-- Challenge --
Can you copy the data below word for word, leaving out the pictures?

-- Data for processing --
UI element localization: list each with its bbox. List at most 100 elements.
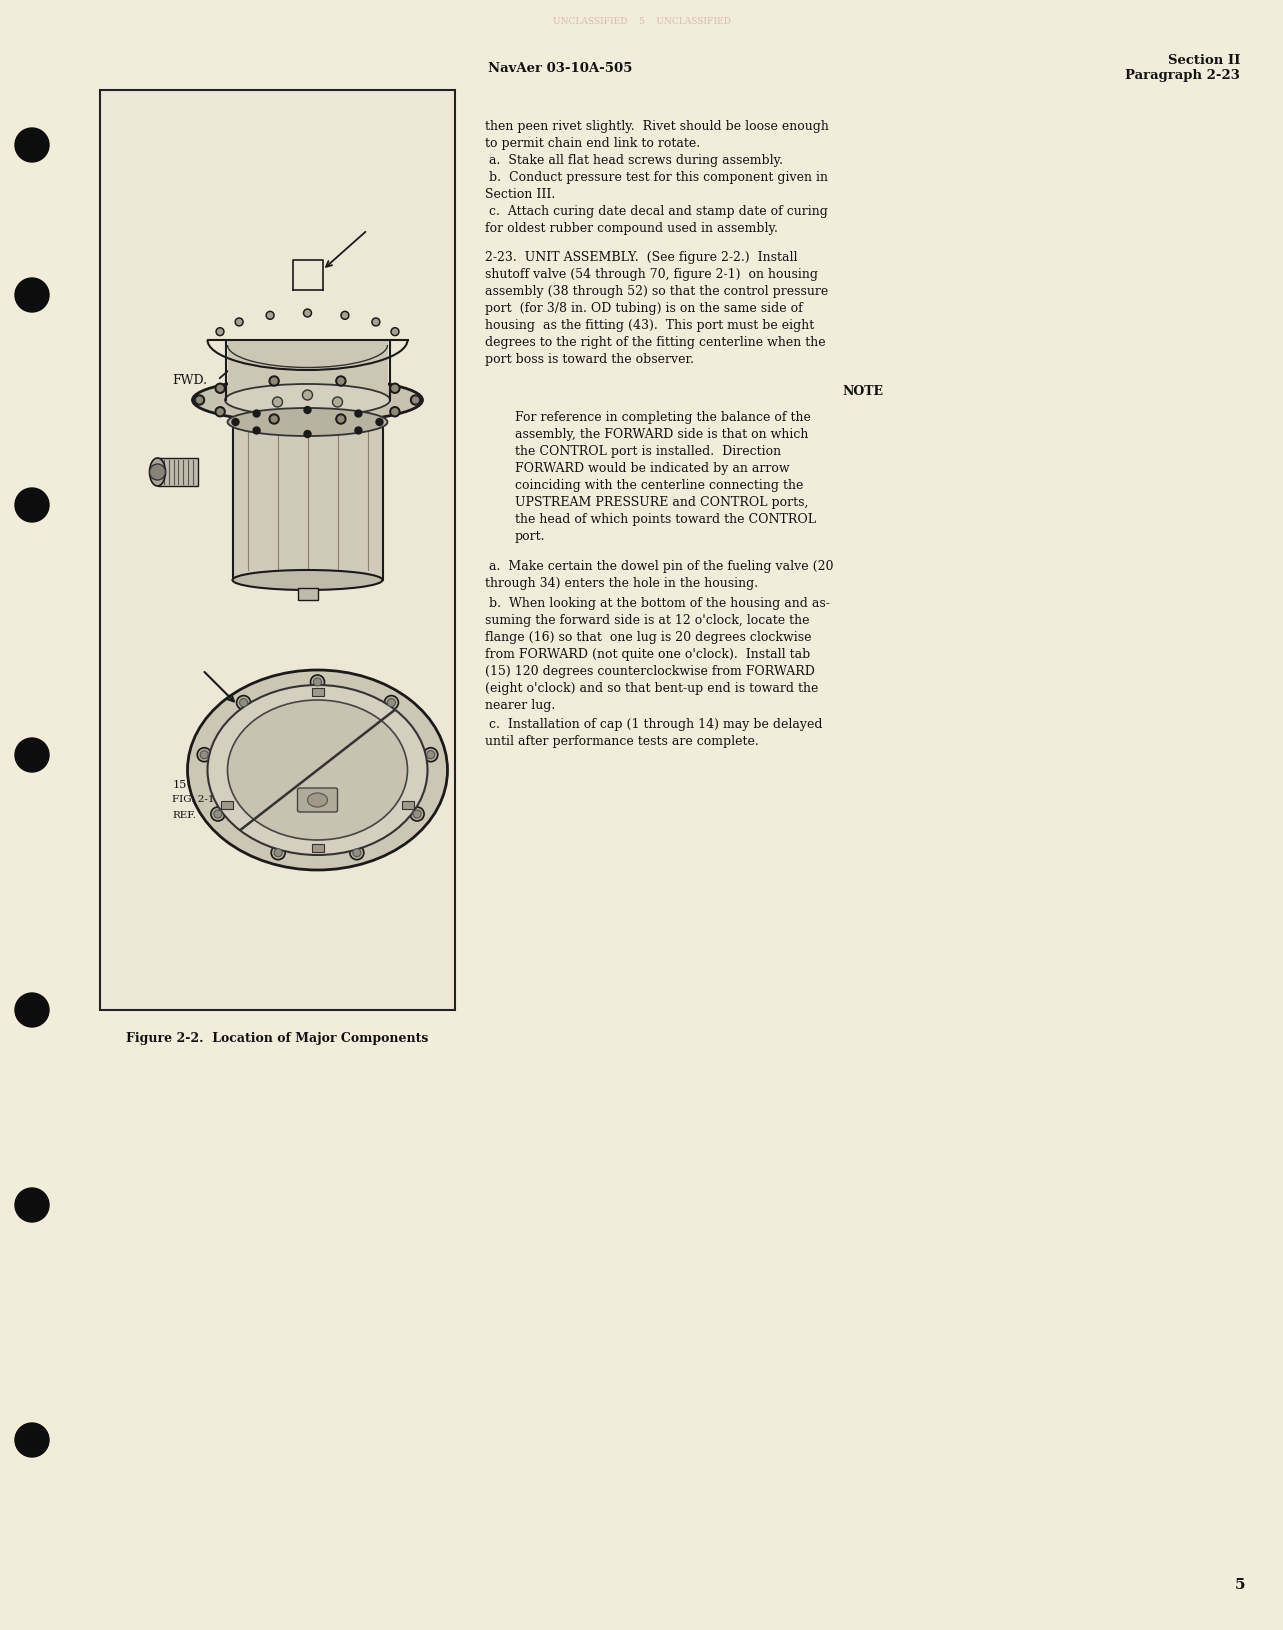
Bar bbox=[232, 422, 382, 580]
Ellipse shape bbox=[187, 670, 448, 870]
Circle shape bbox=[253, 427, 260, 434]
Circle shape bbox=[198, 748, 212, 761]
Text: port boss is toward the observer.: port boss is toward the observer. bbox=[485, 354, 694, 365]
Polygon shape bbox=[227, 341, 387, 399]
Text: Section II: Section II bbox=[1168, 54, 1239, 67]
Circle shape bbox=[271, 416, 277, 422]
Circle shape bbox=[216, 408, 225, 417]
Circle shape bbox=[253, 411, 260, 417]
Circle shape bbox=[350, 846, 364, 859]
Text: housing  as the fitting (43).  This port must be eight: housing as the fitting (43). This port m… bbox=[485, 319, 815, 333]
Circle shape bbox=[240, 699, 248, 706]
Text: (eight o'clock) and so that bent-up end is toward the: (eight o'clock) and so that bent-up end … bbox=[485, 681, 819, 694]
Text: a.  Stake all flat head screws during assembly.: a. Stake all flat head screws during ass… bbox=[485, 153, 783, 166]
Circle shape bbox=[236, 696, 250, 709]
Circle shape bbox=[303, 390, 313, 399]
Circle shape bbox=[15, 738, 49, 773]
Ellipse shape bbox=[208, 685, 427, 856]
Circle shape bbox=[336, 377, 346, 386]
Text: Figure 2-2.  Location of Major Components: Figure 2-2. Location of Major Components bbox=[126, 1032, 429, 1045]
Circle shape bbox=[391, 328, 399, 336]
Text: REF.: REF. bbox=[172, 810, 196, 820]
Ellipse shape bbox=[227, 408, 387, 435]
Text: NavAer 03-10A-505: NavAer 03-10A-505 bbox=[488, 62, 633, 75]
Circle shape bbox=[195, 394, 204, 404]
Circle shape bbox=[305, 310, 310, 316]
Text: assembly (38 through 52) so that the control pressure: assembly (38 through 52) so that the con… bbox=[485, 285, 829, 298]
Circle shape bbox=[341, 311, 349, 319]
Circle shape bbox=[423, 748, 438, 761]
Circle shape bbox=[385, 696, 399, 709]
Circle shape bbox=[216, 383, 225, 393]
Text: port.: port. bbox=[514, 530, 545, 543]
Text: (15) 120 degrees counterclockwise from FORWARD: (15) 120 degrees counterclockwise from F… bbox=[485, 665, 815, 678]
Text: For reference in completing the balance of the: For reference in completing the balance … bbox=[514, 411, 811, 424]
Circle shape bbox=[15, 129, 49, 161]
Circle shape bbox=[150, 465, 166, 479]
Text: to permit chain end link to rotate.: to permit chain end link to rotate. bbox=[485, 137, 701, 150]
Circle shape bbox=[15, 1423, 49, 1457]
Text: for oldest rubber compound used in assembly.: for oldest rubber compound used in assem… bbox=[485, 222, 777, 235]
Text: from FORWARD (not quite one o'clock).  Install tab: from FORWARD (not quite one o'clock). In… bbox=[485, 647, 811, 660]
Circle shape bbox=[310, 675, 325, 689]
Text: flange (16) so that  one lug is 20 degrees clockwise: flange (16) so that one lug is 20 degree… bbox=[485, 631, 812, 644]
Text: 2-23.  UNIT ASSEMBLY.  (See figure 2-2.)  Install: 2-23. UNIT ASSEMBLY. (See figure 2-2.) I… bbox=[485, 251, 798, 264]
Text: NOTE: NOTE bbox=[842, 385, 883, 398]
Text: FORWARD would be indicated by an arrow: FORWARD would be indicated by an arrow bbox=[514, 461, 789, 474]
Circle shape bbox=[313, 678, 322, 686]
Text: port  (for 3/8 in. OD tubing) is on the same side of: port (for 3/8 in. OD tubing) is on the s… bbox=[485, 302, 803, 315]
Circle shape bbox=[337, 378, 344, 385]
Circle shape bbox=[304, 430, 310, 437]
Circle shape bbox=[210, 807, 225, 822]
Circle shape bbox=[372, 318, 380, 326]
Bar bbox=[158, 458, 198, 486]
Circle shape bbox=[196, 398, 203, 403]
Circle shape bbox=[373, 319, 378, 324]
Circle shape bbox=[232, 419, 239, 425]
Bar bbox=[298, 588, 317, 600]
Text: suming the forward side is at 12 o'clock, locate the: suming the forward side is at 12 o'clock… bbox=[485, 615, 810, 628]
Text: FWD.: FWD. bbox=[172, 373, 208, 386]
Text: 15: 15 bbox=[172, 781, 187, 791]
Text: b.  When looking at the bottom of the housing and as-: b. When looking at the bottom of the hou… bbox=[485, 597, 830, 610]
Circle shape bbox=[355, 411, 362, 417]
Text: a.  Make certain the dowel pin of the fueling valve (20: a. Make certain the dowel pin of the fue… bbox=[485, 561, 834, 574]
Circle shape bbox=[216, 328, 225, 336]
Circle shape bbox=[413, 810, 421, 818]
Circle shape bbox=[217, 409, 223, 414]
Circle shape bbox=[217, 385, 223, 391]
Circle shape bbox=[355, 427, 362, 434]
Circle shape bbox=[15, 487, 49, 522]
Circle shape bbox=[271, 378, 277, 385]
Ellipse shape bbox=[150, 458, 166, 486]
Circle shape bbox=[337, 416, 344, 422]
Circle shape bbox=[353, 849, 361, 857]
Text: until after performance tests are complete.: until after performance tests are comple… bbox=[485, 735, 758, 748]
Text: assembly, the FORWARD side is that on which: assembly, the FORWARD side is that on wh… bbox=[514, 427, 808, 440]
Circle shape bbox=[266, 311, 275, 319]
Circle shape bbox=[268, 313, 272, 318]
Circle shape bbox=[218, 329, 222, 334]
Ellipse shape bbox=[308, 794, 327, 807]
Circle shape bbox=[15, 993, 49, 1027]
Circle shape bbox=[200, 751, 208, 758]
Text: degrees to the right of the fitting centerline when the: degrees to the right of the fitting cent… bbox=[485, 336, 826, 349]
Circle shape bbox=[236, 319, 241, 324]
Circle shape bbox=[391, 409, 398, 414]
Circle shape bbox=[411, 807, 425, 822]
Circle shape bbox=[390, 408, 400, 417]
Circle shape bbox=[393, 329, 398, 334]
Text: c.  Attach curing date decal and stamp date of curing: c. Attach curing date decal and stamp da… bbox=[485, 205, 828, 218]
Text: coinciding with the centerline connecting the: coinciding with the centerline connectin… bbox=[514, 479, 803, 492]
Circle shape bbox=[304, 406, 310, 414]
Text: FIG. 2-1—: FIG. 2-1— bbox=[172, 795, 226, 805]
Text: b.  Conduct pressure test for this component given in: b. Conduct pressure test for this compon… bbox=[485, 171, 828, 184]
Text: the CONTROL port is installed.  Direction: the CONTROL port is installed. Direction bbox=[514, 445, 781, 458]
Circle shape bbox=[272, 398, 282, 408]
Circle shape bbox=[387, 699, 395, 706]
Text: UNCLASSIFIED    5    UNCLASSIFIED: UNCLASSIFIED 5 UNCLASSIFIED bbox=[553, 18, 730, 26]
FancyBboxPatch shape bbox=[298, 787, 337, 812]
Bar bbox=[312, 688, 323, 696]
Text: 5: 5 bbox=[1234, 1578, 1245, 1593]
Circle shape bbox=[271, 846, 285, 859]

-- Answer for this exercise --
UI element localization: list each with its bbox. List at most 100 elements.
Bar bbox=[232, 422, 382, 580]
Ellipse shape bbox=[187, 670, 448, 870]
Circle shape bbox=[253, 427, 260, 434]
Circle shape bbox=[198, 748, 212, 761]
Text: port boss is toward the observer.: port boss is toward the observer. bbox=[485, 354, 694, 365]
Polygon shape bbox=[227, 341, 387, 399]
Text: Section II: Section II bbox=[1168, 54, 1239, 67]
Circle shape bbox=[271, 416, 277, 422]
Circle shape bbox=[216, 408, 225, 417]
Circle shape bbox=[253, 411, 260, 417]
Circle shape bbox=[350, 846, 364, 859]
Text: housing  as the fitting (43).  This port must be eight: housing as the fitting (43). This port m… bbox=[485, 319, 815, 333]
Circle shape bbox=[240, 699, 248, 706]
Text: (eight o'clock) and so that bent-up end is toward the: (eight o'clock) and so that bent-up end … bbox=[485, 681, 819, 694]
Text: a.  Stake all flat head screws during assembly.: a. Stake all flat head screws during ass… bbox=[485, 153, 783, 166]
Circle shape bbox=[236, 696, 250, 709]
Circle shape bbox=[303, 390, 313, 399]
Circle shape bbox=[15, 738, 49, 773]
Ellipse shape bbox=[208, 685, 427, 856]
Circle shape bbox=[336, 377, 346, 386]
Text: Figure 2-2.  Location of Major Components: Figure 2-2. Location of Major Components bbox=[126, 1032, 429, 1045]
Circle shape bbox=[391, 328, 399, 336]
Text: REF.: REF. bbox=[172, 810, 196, 820]
Ellipse shape bbox=[227, 408, 387, 435]
Text: NavAer 03-10A-505: NavAer 03-10A-505 bbox=[488, 62, 633, 75]
Circle shape bbox=[195, 394, 204, 404]
Circle shape bbox=[305, 310, 310, 316]
Text: assembly (38 through 52) so that the control pressure: assembly (38 through 52) so that the con… bbox=[485, 285, 829, 298]
Circle shape bbox=[341, 311, 349, 319]
Circle shape bbox=[423, 748, 438, 761]
Circle shape bbox=[385, 696, 399, 709]
Circle shape bbox=[216, 383, 225, 393]
Text: port.: port. bbox=[514, 530, 545, 543]
Text: (15) 120 degrees counterclockwise from FORWARD: (15) 120 degrees counterclockwise from F… bbox=[485, 665, 815, 678]
Text: For reference in completing the balance of the: For reference in completing the balance … bbox=[514, 411, 811, 424]
Circle shape bbox=[15, 129, 49, 161]
Circle shape bbox=[150, 465, 166, 479]
Text: to permit chain end link to rotate.: to permit chain end link to rotate. bbox=[485, 137, 701, 150]
Circle shape bbox=[15, 1423, 49, 1457]
Text: for oldest rubber compound used in assembly.: for oldest rubber compound used in assem… bbox=[485, 222, 777, 235]
Text: from FORWARD (not quite one o'clock).  Install tab: from FORWARD (not quite one o'clock). In… bbox=[485, 647, 811, 660]
Circle shape bbox=[310, 675, 325, 689]
Text: flange (16) so that  one lug is 20 degrees clockwise: flange (16) so that one lug is 20 degree… bbox=[485, 631, 812, 644]
Text: 2-23.  UNIT ASSEMBLY.  (See figure 2-2.)  Install: 2-23. UNIT ASSEMBLY. (See figure 2-2.) I… bbox=[485, 251, 798, 264]
Text: NOTE: NOTE bbox=[842, 385, 883, 398]
Text: FORWARD would be indicated by an arrow: FORWARD would be indicated by an arrow bbox=[514, 461, 789, 474]
Circle shape bbox=[313, 678, 322, 686]
Text: port  (for 3/8 in. OD tubing) is on the same side of: port (for 3/8 in. OD tubing) is on the s… bbox=[485, 302, 803, 315]
Circle shape bbox=[337, 378, 344, 385]
Circle shape bbox=[304, 430, 310, 437]
Circle shape bbox=[210, 807, 225, 822]
Circle shape bbox=[372, 318, 380, 326]
Bar bbox=[158, 458, 198, 486]
Circle shape bbox=[196, 398, 203, 403]
Circle shape bbox=[373, 319, 378, 324]
Circle shape bbox=[232, 419, 239, 425]
Bar bbox=[298, 588, 317, 600]
Text: suming the forward side is at 12 o'clock, locate the: suming the forward side is at 12 o'clock… bbox=[485, 615, 810, 628]
Text: FWD.: FWD. bbox=[172, 373, 208, 386]
Text: 15: 15 bbox=[172, 781, 187, 791]
Text: b.  When looking at the bottom of the housing and as-: b. When looking at the bottom of the hou… bbox=[485, 597, 830, 610]
Circle shape bbox=[355, 411, 362, 417]
Text: a.  Make certain the dowel pin of the fueling valve (20: a. Make certain the dowel pin of the fue… bbox=[485, 561, 834, 574]
Circle shape bbox=[216, 328, 225, 336]
Circle shape bbox=[413, 810, 421, 818]
Circle shape bbox=[217, 409, 223, 414]
Circle shape bbox=[217, 385, 223, 391]
Circle shape bbox=[355, 427, 362, 434]
Circle shape bbox=[15, 487, 49, 522]
Circle shape bbox=[271, 378, 277, 385]
Ellipse shape bbox=[150, 458, 166, 486]
Circle shape bbox=[337, 416, 344, 422]
Circle shape bbox=[353, 849, 361, 857]
Text: until after performance tests are complete.: until after performance tests are comple… bbox=[485, 735, 758, 748]
Text: assembly, the FORWARD side is that on which: assembly, the FORWARD side is that on wh… bbox=[514, 427, 808, 440]
Circle shape bbox=[266, 311, 275, 319]
Circle shape bbox=[268, 313, 272, 318]
Circle shape bbox=[218, 329, 222, 334]
Ellipse shape bbox=[308, 794, 327, 807]
Circle shape bbox=[15, 993, 49, 1027]
Circle shape bbox=[200, 751, 208, 758]
Text: degrees to the right of the fitting centerline when the: degrees to the right of the fitting cent… bbox=[485, 336, 826, 349]
Circle shape bbox=[236, 319, 241, 324]
Circle shape bbox=[391, 409, 398, 414]
Circle shape bbox=[411, 807, 425, 822]
Circle shape bbox=[390, 408, 400, 417]
Circle shape bbox=[393, 329, 398, 334]
Text: c.  Attach curing date decal and stamp date of curing: c. Attach curing date decal and stamp da… bbox=[485, 205, 828, 218]
Text: coinciding with the centerline connecting the: coinciding with the centerline connectin… bbox=[514, 479, 803, 492]
Circle shape bbox=[304, 406, 310, 414]
Text: FIG. 2-1—: FIG. 2-1— bbox=[172, 795, 226, 805]
Text: b.  Conduct pressure test for this component given in: b. Conduct pressure test for this compon… bbox=[485, 171, 828, 184]
Text: the CONTROL port is installed.  Direction: the CONTROL port is installed. Direction bbox=[514, 445, 781, 458]
Circle shape bbox=[272, 398, 282, 408]
Circle shape bbox=[387, 699, 395, 706]
Text: UNCLASSIFIED    5    UNCLASSIFIED: UNCLASSIFIED 5 UNCLASSIFIED bbox=[553, 18, 730, 26]
FancyBboxPatch shape bbox=[298, 787, 337, 812]
Bar bbox=[312, 688, 323, 696]
Text: 5: 5 bbox=[1234, 1578, 1245, 1593]
Circle shape bbox=[271, 846, 285, 859]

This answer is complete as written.